(Data extracted from a collection)
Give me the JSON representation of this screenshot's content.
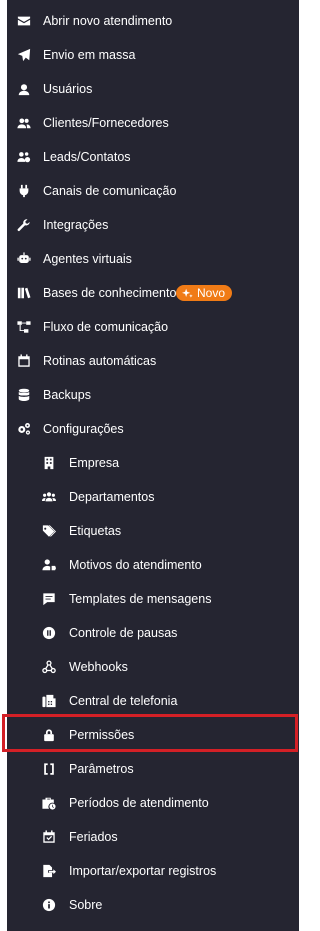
{
  "menu": {
    "abrir": "Abrir novo atendimento",
    "envio": "Envio em massa",
    "usuarios": "Usuários",
    "clientes": "Clientes/Fornecedores",
    "leads": "Leads/Contatos",
    "canais": "Canais de comunicação",
    "integracoes": "Integrações",
    "agentes": "Agentes virtuais",
    "bases": "Bases de conhecimento",
    "bases_badge": "Novo",
    "fluxo": "Fluxo de comunicação",
    "rotinas": "Rotinas automáticas",
    "backups": "Backups",
    "configuracoes": "Configurações"
  },
  "submenu": {
    "empresa": "Empresa",
    "departamentos": "Departamentos",
    "etiquetas": "Etiquetas",
    "motivos": "Motivos do atendimento",
    "templates": "Templates de mensagens",
    "pausas": "Controle de pausas",
    "webhooks": "Webhooks",
    "telefonia": "Central de telefonia",
    "permissoes": "Permissões",
    "parametros": "Parâmetros",
    "periodos": "Períodos de atendimento",
    "feriados": "Feriados",
    "importar": "Importar/exportar registros",
    "sobre": "Sobre"
  },
  "theme": {
    "sidebar_bg": "#252531",
    "text": "#ffffff",
    "badge_bg": "#f07b16",
    "highlight": "#d42026"
  },
  "active_item": "Permissões"
}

- Task -
Tally up the lines holding the string "Permissões" in this listing, and report the total alone.

- Exercise output -
2